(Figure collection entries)
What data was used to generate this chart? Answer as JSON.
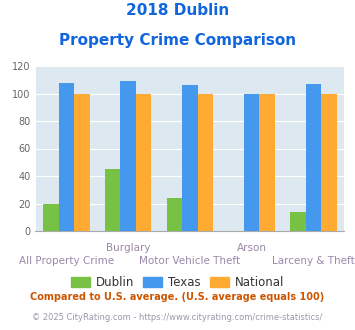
{
  "title_line1": "2018 Dublin",
  "title_line2": "Property Crime Comparison",
  "dublin": [
    20,
    45,
    24,
    0,
    14
  ],
  "texas": [
    108,
    109,
    106,
    100,
    107
  ],
  "national": [
    100,
    100,
    100,
    100,
    100
  ],
  "dublin_color": "#77c244",
  "texas_color": "#4499ee",
  "national_color": "#ffaa33",
  "title_color": "#1166dd",
  "bg_color": "#dde8f0",
  "ylim": [
    0,
    120
  ],
  "yticks": [
    0,
    20,
    40,
    60,
    80,
    100,
    120
  ],
  "top_labels": [
    "",
    "Burglary",
    "",
    "Arson",
    ""
  ],
  "bottom_labels": [
    "All Property Crime",
    "",
    "Motor Vehicle Theft",
    "",
    "Larceny & Theft"
  ],
  "label_color": "#9988aa",
  "legend_labels": [
    "Dublin",
    "Texas",
    "National"
  ],
  "footnote1": "Compared to U.S. average. (U.S. average equals 100)",
  "footnote2": "© 2025 CityRating.com - https://www.cityrating.com/crime-statistics/",
  "footnote1_color": "#cc5500",
  "footnote2_color": "#9999aa"
}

**EXERCISE AIM:**
What you return should match the records above word for word, minus the pictures.

**ANSWER TO THE EXERCISE:**
What data was used to generate this chart? Answer as JSON.
{
  "title_line1": "2018 Dublin",
  "title_line2": "Property Crime Comparison",
  "dublin": [
    20,
    45,
    24,
    0,
    14
  ],
  "texas": [
    108,
    109,
    106,
    100,
    107
  ],
  "national": [
    100,
    100,
    100,
    100,
    100
  ],
  "dublin_color": "#77c244",
  "texas_color": "#4499ee",
  "national_color": "#ffaa33",
  "title_color": "#1166dd",
  "bg_color": "#dde8f0",
  "ylim": [
    0,
    120
  ],
  "yticks": [
    0,
    20,
    40,
    60,
    80,
    100,
    120
  ],
  "top_labels": [
    "",
    "Burglary",
    "",
    "Arson",
    ""
  ],
  "bottom_labels": [
    "All Property Crime",
    "",
    "Motor Vehicle Theft",
    "",
    "Larceny & Theft"
  ],
  "label_color": "#9988aa",
  "legend_labels": [
    "Dublin",
    "Texas",
    "National"
  ],
  "footnote1": "Compared to U.S. average. (U.S. average equals 100)",
  "footnote2": "© 2025 CityRating.com - https://www.cityrating.com/crime-statistics/",
  "footnote1_color": "#cc5500",
  "footnote2_color": "#9999aa"
}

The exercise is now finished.